* What the exercise asks
Print, please, the line that contains "What's the underlying" and each line after it to the end of the entries, unchanged and with nothing else.
● ● ●
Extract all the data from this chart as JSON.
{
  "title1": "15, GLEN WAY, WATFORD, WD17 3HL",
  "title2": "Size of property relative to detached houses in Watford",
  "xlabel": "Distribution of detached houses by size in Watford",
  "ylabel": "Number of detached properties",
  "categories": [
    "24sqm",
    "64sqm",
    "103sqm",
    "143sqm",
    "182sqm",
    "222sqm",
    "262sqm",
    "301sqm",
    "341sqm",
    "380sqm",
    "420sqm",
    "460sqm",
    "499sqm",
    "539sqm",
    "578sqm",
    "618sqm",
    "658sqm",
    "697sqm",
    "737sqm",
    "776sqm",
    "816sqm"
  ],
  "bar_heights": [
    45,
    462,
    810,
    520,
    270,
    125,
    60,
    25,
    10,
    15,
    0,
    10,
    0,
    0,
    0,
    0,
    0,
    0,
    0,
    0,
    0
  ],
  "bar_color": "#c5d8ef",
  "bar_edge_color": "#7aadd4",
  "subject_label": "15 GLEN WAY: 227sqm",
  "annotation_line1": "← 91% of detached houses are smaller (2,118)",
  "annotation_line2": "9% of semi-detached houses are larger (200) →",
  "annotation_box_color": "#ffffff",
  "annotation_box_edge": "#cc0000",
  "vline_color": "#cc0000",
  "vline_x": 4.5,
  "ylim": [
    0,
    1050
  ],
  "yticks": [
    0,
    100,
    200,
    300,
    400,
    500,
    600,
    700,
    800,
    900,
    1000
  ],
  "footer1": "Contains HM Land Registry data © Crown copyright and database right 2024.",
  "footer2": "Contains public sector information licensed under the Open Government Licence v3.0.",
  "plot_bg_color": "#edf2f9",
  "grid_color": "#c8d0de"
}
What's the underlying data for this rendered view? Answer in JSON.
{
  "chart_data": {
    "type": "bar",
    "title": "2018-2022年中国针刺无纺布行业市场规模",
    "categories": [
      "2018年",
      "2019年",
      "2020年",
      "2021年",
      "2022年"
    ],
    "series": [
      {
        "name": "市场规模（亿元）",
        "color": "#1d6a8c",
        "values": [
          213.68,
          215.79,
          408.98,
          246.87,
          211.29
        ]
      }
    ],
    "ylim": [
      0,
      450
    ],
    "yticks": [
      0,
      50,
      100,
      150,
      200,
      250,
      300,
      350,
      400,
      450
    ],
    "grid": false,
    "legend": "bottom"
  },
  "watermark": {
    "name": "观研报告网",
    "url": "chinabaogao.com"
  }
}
● ● ●
* Result of the task
What's the underlying data for this rendered view? Answer in JSON.
{
  "chart_data": {
    "type": "bar",
    "title": "2018-2022年中国针刺无纺布行业市场规模",
    "categories": [
      "2018年",
      "2019年",
      "2020年",
      "2021年",
      "2022年"
    ],
    "series": [
      {
        "name": "市场规模（亿元）",
        "color": "#1d6a8c",
        "values": [
          213.68,
          215.79,
          408.98,
          246.87,
          211.29
        ]
      }
    ],
    "ylim": [
      0,
      450
    ],
    "yticks": [
      0,
      50,
      100,
      150,
      200,
      250,
      300,
      350,
      400,
      450
    ],
    "grid": false,
    "legend": "bottom"
  },
  "watermark": {
    "name": "观研报告网",
    "url": "chinabaogao.com"
  }
}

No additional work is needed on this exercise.